## Set exercise
Gather the lines from the material that contain "Injection".

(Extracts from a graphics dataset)
----

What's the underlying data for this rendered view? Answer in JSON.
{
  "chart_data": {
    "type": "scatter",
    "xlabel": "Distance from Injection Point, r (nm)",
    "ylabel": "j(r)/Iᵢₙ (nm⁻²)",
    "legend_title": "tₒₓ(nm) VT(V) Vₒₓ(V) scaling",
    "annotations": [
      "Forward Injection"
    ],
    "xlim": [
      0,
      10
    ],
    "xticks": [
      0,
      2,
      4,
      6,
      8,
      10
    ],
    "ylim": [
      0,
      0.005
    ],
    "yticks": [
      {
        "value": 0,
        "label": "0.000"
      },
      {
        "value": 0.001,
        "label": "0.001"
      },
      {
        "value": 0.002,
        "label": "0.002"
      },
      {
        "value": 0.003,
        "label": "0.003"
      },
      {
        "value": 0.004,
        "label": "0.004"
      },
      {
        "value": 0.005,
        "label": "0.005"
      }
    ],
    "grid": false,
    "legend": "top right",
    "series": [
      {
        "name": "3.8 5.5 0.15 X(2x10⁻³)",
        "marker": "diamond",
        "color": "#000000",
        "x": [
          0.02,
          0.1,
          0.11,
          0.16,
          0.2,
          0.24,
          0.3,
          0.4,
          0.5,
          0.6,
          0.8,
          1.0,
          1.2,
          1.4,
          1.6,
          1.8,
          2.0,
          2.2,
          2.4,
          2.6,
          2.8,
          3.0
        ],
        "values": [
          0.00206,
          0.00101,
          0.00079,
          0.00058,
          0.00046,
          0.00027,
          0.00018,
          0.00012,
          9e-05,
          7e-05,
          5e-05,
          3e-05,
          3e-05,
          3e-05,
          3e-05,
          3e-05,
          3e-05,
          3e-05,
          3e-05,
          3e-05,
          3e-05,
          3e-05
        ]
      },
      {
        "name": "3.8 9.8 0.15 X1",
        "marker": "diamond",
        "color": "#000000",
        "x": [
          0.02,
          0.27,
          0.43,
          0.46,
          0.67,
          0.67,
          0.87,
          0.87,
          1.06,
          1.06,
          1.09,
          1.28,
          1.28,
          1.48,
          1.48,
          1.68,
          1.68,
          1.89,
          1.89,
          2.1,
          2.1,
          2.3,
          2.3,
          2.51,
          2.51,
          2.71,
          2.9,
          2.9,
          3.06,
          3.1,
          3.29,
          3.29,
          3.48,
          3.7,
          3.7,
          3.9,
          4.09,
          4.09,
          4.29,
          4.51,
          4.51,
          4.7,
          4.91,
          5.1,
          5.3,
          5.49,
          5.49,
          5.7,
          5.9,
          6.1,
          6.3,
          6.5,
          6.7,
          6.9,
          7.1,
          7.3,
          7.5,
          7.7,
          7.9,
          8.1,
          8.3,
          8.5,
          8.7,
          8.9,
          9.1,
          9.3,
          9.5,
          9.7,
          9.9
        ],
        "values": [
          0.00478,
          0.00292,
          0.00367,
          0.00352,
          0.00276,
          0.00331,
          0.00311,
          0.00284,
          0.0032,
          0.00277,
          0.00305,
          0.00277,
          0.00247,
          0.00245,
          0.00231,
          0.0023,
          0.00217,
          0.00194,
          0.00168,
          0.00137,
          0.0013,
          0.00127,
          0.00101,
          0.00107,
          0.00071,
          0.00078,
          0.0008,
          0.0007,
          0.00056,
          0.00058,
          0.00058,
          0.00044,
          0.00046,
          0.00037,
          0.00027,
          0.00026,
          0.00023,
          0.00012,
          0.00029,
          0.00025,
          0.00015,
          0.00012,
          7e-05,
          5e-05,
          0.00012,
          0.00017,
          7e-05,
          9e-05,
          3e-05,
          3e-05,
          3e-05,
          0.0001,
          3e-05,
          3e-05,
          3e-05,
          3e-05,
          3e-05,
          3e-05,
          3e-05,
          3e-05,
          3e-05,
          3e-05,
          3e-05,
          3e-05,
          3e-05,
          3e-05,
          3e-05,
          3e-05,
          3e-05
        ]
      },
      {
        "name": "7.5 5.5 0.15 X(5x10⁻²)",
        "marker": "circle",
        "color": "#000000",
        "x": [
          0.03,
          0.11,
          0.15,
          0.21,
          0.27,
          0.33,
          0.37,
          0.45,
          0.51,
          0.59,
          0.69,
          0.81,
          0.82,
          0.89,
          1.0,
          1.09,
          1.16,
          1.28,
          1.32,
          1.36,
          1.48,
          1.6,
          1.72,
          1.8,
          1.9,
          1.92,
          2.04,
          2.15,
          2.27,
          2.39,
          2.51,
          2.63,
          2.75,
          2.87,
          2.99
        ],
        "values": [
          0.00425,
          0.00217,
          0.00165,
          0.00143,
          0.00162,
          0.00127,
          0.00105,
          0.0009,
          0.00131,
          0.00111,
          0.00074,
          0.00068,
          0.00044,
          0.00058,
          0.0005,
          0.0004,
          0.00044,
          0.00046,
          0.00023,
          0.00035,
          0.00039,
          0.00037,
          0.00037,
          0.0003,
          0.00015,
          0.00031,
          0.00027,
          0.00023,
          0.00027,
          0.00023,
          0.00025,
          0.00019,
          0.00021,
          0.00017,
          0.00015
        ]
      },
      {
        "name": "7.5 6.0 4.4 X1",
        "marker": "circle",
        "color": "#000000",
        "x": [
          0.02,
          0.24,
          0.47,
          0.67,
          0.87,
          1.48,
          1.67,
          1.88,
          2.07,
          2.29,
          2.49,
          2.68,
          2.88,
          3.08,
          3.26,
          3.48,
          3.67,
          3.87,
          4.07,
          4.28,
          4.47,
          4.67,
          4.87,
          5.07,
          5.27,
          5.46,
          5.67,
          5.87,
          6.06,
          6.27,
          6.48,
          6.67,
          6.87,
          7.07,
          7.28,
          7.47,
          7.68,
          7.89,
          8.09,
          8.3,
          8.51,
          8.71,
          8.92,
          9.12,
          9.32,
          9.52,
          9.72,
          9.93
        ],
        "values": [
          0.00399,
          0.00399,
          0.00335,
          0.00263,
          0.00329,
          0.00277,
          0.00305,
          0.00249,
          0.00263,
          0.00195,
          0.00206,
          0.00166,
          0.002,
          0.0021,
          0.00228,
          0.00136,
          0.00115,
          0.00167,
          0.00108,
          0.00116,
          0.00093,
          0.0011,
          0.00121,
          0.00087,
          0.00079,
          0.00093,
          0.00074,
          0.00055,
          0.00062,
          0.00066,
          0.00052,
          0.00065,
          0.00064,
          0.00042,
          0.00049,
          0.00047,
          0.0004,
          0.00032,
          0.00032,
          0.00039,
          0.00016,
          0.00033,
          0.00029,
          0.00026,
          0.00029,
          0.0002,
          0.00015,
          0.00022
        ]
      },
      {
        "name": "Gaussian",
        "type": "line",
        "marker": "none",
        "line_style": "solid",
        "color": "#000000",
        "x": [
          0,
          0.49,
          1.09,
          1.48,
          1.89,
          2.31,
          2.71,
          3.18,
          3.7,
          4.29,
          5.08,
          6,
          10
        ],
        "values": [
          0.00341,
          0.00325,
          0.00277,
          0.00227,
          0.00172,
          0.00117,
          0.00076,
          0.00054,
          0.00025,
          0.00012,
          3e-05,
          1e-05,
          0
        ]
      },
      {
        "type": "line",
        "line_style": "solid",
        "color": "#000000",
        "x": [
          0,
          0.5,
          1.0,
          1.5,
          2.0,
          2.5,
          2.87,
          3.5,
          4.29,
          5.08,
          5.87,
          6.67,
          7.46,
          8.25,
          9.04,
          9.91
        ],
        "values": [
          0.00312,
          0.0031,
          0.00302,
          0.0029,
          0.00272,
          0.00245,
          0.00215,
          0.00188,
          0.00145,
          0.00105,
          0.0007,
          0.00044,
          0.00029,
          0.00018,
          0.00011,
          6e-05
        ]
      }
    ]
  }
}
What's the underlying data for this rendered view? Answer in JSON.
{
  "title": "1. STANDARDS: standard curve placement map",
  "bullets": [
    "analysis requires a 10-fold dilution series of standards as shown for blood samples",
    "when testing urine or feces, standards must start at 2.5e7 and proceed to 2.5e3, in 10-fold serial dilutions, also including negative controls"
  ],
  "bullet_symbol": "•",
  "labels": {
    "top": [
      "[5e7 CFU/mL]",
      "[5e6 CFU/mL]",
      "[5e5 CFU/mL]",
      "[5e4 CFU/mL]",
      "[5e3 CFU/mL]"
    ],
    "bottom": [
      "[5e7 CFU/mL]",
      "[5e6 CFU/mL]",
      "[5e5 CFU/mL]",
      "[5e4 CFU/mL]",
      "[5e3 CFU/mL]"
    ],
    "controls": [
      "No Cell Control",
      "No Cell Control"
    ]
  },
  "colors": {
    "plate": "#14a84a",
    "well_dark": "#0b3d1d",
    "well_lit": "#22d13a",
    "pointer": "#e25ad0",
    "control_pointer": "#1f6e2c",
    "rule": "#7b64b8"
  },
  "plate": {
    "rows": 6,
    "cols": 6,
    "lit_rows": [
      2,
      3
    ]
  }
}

----

## Completed exercise
    "xlabel": "Distance from Injection Point, r (nm)",
      "Forward Injection"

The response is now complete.